(Extracted records)
-- Start --

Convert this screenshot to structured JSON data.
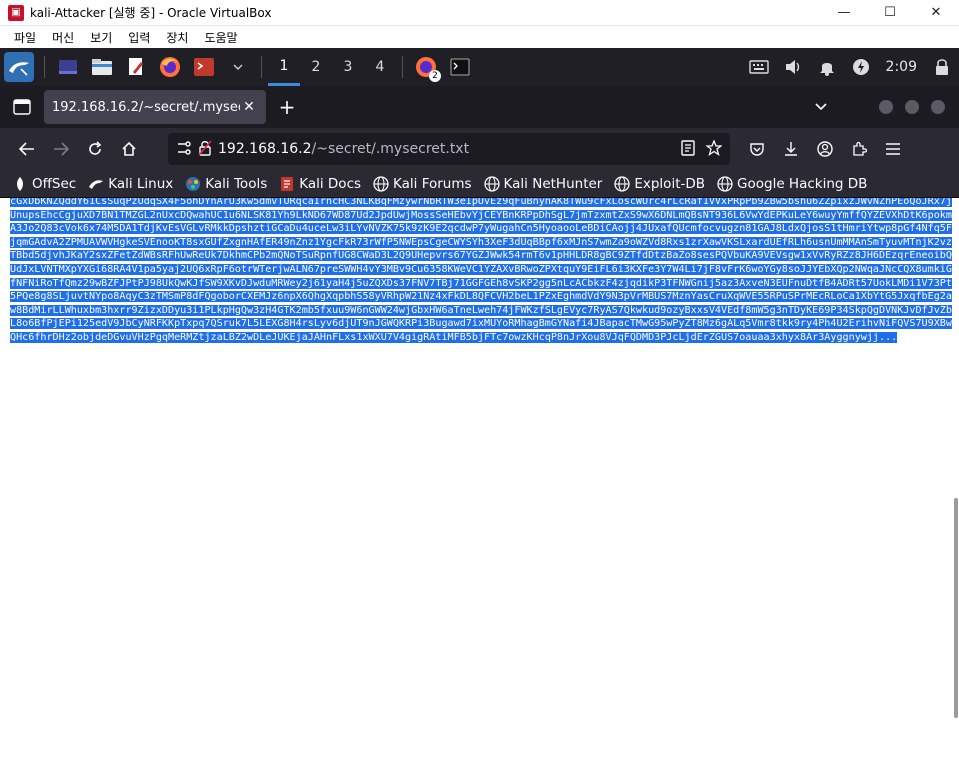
{
  "window": {
    "title": "kali-Attacker [실행 중] - Oracle VirtualBox",
    "minimize": "—",
    "maximize": "☐",
    "close": "✕"
  },
  "vbox_menu": [
    "파일",
    "머신",
    "보기",
    "입력",
    "장치",
    "도움말"
  ],
  "panel": {
    "workspaces": [
      "1",
      "2",
      "3",
      "4"
    ],
    "active_workspace": "1",
    "firefox_badge": "2",
    "clock": "2:09"
  },
  "tab": {
    "title": "192.168.16.2/~secret/.mysecret.txt",
    "close": "✕",
    "new_tab": "+"
  },
  "url": {
    "host": "192.168.16.2",
    "path": "/~secret/.mysecret.txt"
  },
  "bookmarks": [
    "OffSec",
    "Kali Linux",
    "Kali Tools",
    "Kali Docs",
    "Kali Forums",
    "Kali NetHunter",
    "Exploit-DB",
    "Google Hacking DB"
  ],
  "file_content": "cGxDbKNZQddY61CsSuqPzUdqSX4F5ohDYnArU3Kw5dmvTURqcaIrncHC3NLKBqFMzywrNbRTW3eIpUvEz9qFuBnynAK8TWu9cFxLoscWUrc4rLcRaf1VVxPRpPb9ZBw5bshu6ZZpixzJWvNZhPEoQoJRx7jUnupsEhcCgjuXD7BN1TMZGL2nUxcDQwahUC1u6NLSK81Yh9LkND67WD87Ud2JpdUwjMossSeHEbvYjCEYBnKRPpDhSgL7jmTzxmtZxS9wX6DNLmQBsNT936L6VwYdEPKuLeY6wuyYmffQYZEVXhDtK6pokmA3Jo2Q83cVok6x74M5DA1TdjKvEsVGLvRMkkDpshztiGCaDu4uceLw3iLYvNVZK75k9zK9E2qcdwP7yWugahCn5HyoaooLeBDiCAojj4JUxafQUcmfocvugzn81GAJ8LdxQjosS1tHmriYtwp8pGf4Nfq5FjqmGAdvA2ZPMUAVWVHgkeSVEnooKT8sxGUfZxgnHAfER49nZnz1YgcFkR73rWfP5NWEpsCgeCWYSYh3XeF3dUqBBpf6xMJnS7wmZa9oWZVd8Rxs1zrXawVKSLxardUEfRLh6usnUmMMAnSmTyuvMTnjK2vzTBbd5djvhJKaY2sxZFetZdWBsRFhUwReUk7DkhmCPb2mQNoTSuRpnfUG8CWaD3L2Q9UHepvrs67YGZJWwk54rmT6v1pHHLDR8gBC9ZTfdDtzBaZo8sesPQVbuKA9VEVsgw1xVvRyRZz8JH6DEzqrEneoibQUdJxLVNTMXpYXGi68RA4V1pa5yaj2UQ6xRpF6otrWTerjwALN67preSWWH4vY3MBv9Cu6358KWeVC1YZAXvBRwoZPXtquY9EiFL6i3KXFe3Y7W4Li7jF8vFrK6woYGy8soJJYEbXQp2NWqaJNcCQX8umkiGfNFNiRoTfQmz29wBZFJPtPJ98UkQwKJfSW9XKvDJwduMRWey2j61yaH4j5uZQXDs37FNV7TBj71GGFGEh8vSKP2gg5nLcACbkzF4zjqdikP3TFNWGnij5az3AxveN3EUFnuDtfB4ADRt57UokLMDi1V73Pt5PQe8g8SLjuvtNYpo8AqyC3zTMSmP8dFQgoborCXEMJz6npX6QhgXqpbhS58yVRhpW21Nz4xFkDL8QFCVH2beL1PZxEghmdVdY9N3pVrMBUS7MznYasCruXqWVE55RPuSPrMEcRLoCa1XbYtG5JxqfbEg2aw8BdMirLLWhuxbm3hxrr9ZizxDDyu3i1PLkpHgQw3zH4GTK2mb5fxuu9W6nGWW24wjGbxHW6aTneLweh74jFWKzfSLgEVyc7RyAS7Qkwkud9ozyBxxsV4VEdf8mW5g3nTDyKE69P34SkpQgDVNKJvDfJvZbL8o6BfPjEPi125edV9JbCyNRFKKpTxpq7QSruk7L5LEXG8H4rsLyv6djUT9nJGWQKRPi3Bugawd7ixMUYoRMhagBmGYNafi4JBapacTMwG95wPyZT8Mz6gALq5Vmr8tkk9ry4Ph4U2ErihvNiFQVS7U9XBwQHc6fhrDHz2objdeDGvuVHzPgqMeRMZtjzaLBZ2wDLeJUKEjaJAHnFLxs1xWXU7V4gigRAtiMFB5bjFTc7owzKHcqP8nJrXou8VJqFQDMD3PJcLjdErZGUS7oauaa3xhyx8Ar3Ayggnywjj..."
}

-- End --

DO THIS
Retype all the records shown above, character for character. Omit every picture.

RESULT FOR THIS TASK
Convert this screenshot to structured JSON data.
{
  "window": {
    "title": "kali-Attacker [실행 중] - Oracle VirtualBox",
    "minimize": "—",
    "maximize": "☐",
    "close": "✕"
  },
  "vbox_menu": [
    "파일",
    "머신",
    "보기",
    "입력",
    "장치",
    "도움말"
  ],
  "panel": {
    "workspaces": [
      "1",
      "2",
      "3",
      "4"
    ],
    "active_workspace": "1",
    "firefox_badge": "2",
    "clock": "2:09"
  },
  "tab": {
    "title": "192.168.16.2/~secret/.mysecret.txt",
    "close": "✕",
    "new_tab": "+"
  },
  "url": {
    "host": "192.168.16.2",
    "path": "/~secret/.mysecret.txt"
  },
  "bookmarks": [
    "OffSec",
    "Kali Linux",
    "Kali Tools",
    "Kali Docs",
    "Kali Forums",
    "Kali NetHunter",
    "Exploit-DB",
    "Google Hacking DB"
  ],
  "file_content": "cGxDbKNZQddY61CsSuqPzUdqSX4F5ohDYnArU3Kw5dmvTURqcaIrncHC3NLKBqFMzywrNbRTW3eIpUvEz9qFuBnynAK8TWu9cFxLoscWUrc4rLcRaf1VVxPRpPb9ZBw5bshu6ZZpixzJWvNZhPEoQoJRx7jUnupsEhcCgjuXD7BN1TMZGL2nUxcDQwahUC1u6NLSK81Yh9LkND67WD87Ud2JpdUwjMossSeHEbvYjCEYBnKRPpDhSgL7jmTzxmtZxS9wX6DNLmQBsNT936L6VwYdEPKuLeY6wuyYmffQYZEVXhDtK6pokmA3Jo2Q83cVok6x74M5DA1TdjKvEsVGLvRMkkDpshztiGCaDu4uceLw3iLYvNVZK75k9zK9E2qcdwP7yWugahCn5HyoaooLeBDiCAojj4JUxafQUcmfocvugzn81GAJ8LdxQjosS1tHmriYtwp8pGf4Nfq5FjqmGAdvA2ZPMUAVWVHgkeSVEnooKT8sxGUfZxgnHAfER49nZnz1YgcFkR73rWfP5NWEpsCgeCWYSYh3XeF3dUqBBpf6xMJnS7wmZa9oWZVd8Rxs1zrXawVKSLxardUEfRLh6usnUmMMAnSmTyuvMTnjK2vzTBbd5djvhJKaY2sxZFetZdWBsRFhUwReUk7DkhmCPb2mQNoTSuRpnfUG8CWaD3L2Q9UHepvrs67YGZJWwk54rmT6v1pHHLDR8gBC9ZTfdDtzBaZo8sesPQVbuKA9VEVsgw1xVvRyRZz8JH6DEzqrEneoibQUdJxLVNTMXpYXGi68RA4V1pa5yaj2UQ6xRpF6otrWTerjwALN67preSWWH4vY3MBv9Cu6358KWeVC1YZAXvBRwoZPXtquY9EiFL6i3KXFe3Y7W4Li7jF8vFrK6woYGy8soJJYEbXQp2NWqaJNcCQX8umkiGfNFNiRoTfQmz29wBZFJPtPJ98UkQwKJfSW9XKvDJwduMRWey2j61yaH4j5uZQXDs37FNV7TBj71GGFGEh8vSKP2gg5nLcACbkzF4zjqdikP3TFNWGnij5az3AxveN3EUFnuDtfB4ADRt57UokLMDi1V73Pt5PQe8g8SLjuvtNYpo8AqyC3zTMSmP8dFQgoborCXEMJz6npX6QhgXqpbhS58yVRhpW21Nz4xFkDL8QFCVH2beL1PZxEghmdVdY9N3pVrMBUS7MznYasCruXqWVE55RPuSPrMEcRLoCa1XbYtG5JxqfbEg2aw8BdMirLLWhuxbm3hxrr9ZizxDDyu3i1PLkpHgQw3zH4GTK2mb5fxuu9W6nGWW24wjGbxHW6aTneLweh74jFWKzfSLgEVyc7RyAS7Qkwkud9ozyBxxsV4VEdf8mW5g3nTDyKE69P34SkpQgDVNKJvDfJvZbL8o6BfPjEPi125edV9JbCyNRFKKpTxpq7QSruk7L5LEXG8H4rsLyv6djUT9nJGWQKRPi3Bugawd7ixMUYoRMhagBmGYNafi4JBapacTMwG95wPyZT8Mz6gALq5Vmr8tkk9ry4Ph4U2ErihvNiFQVS7U9XBwQHc6fhrDHz2objdeDGvuVHzPgqMeRMZtjzaLBZ2wDLeJUKEjaJAHnFLxs1xWXU7V4gigRAtiMFB5bjFTc7owzKHcqP8nJrXou8VJqFQDMD3PJcLjdErZGUS7oauaa3xhyx8Ar3Ayggnywjj..."
}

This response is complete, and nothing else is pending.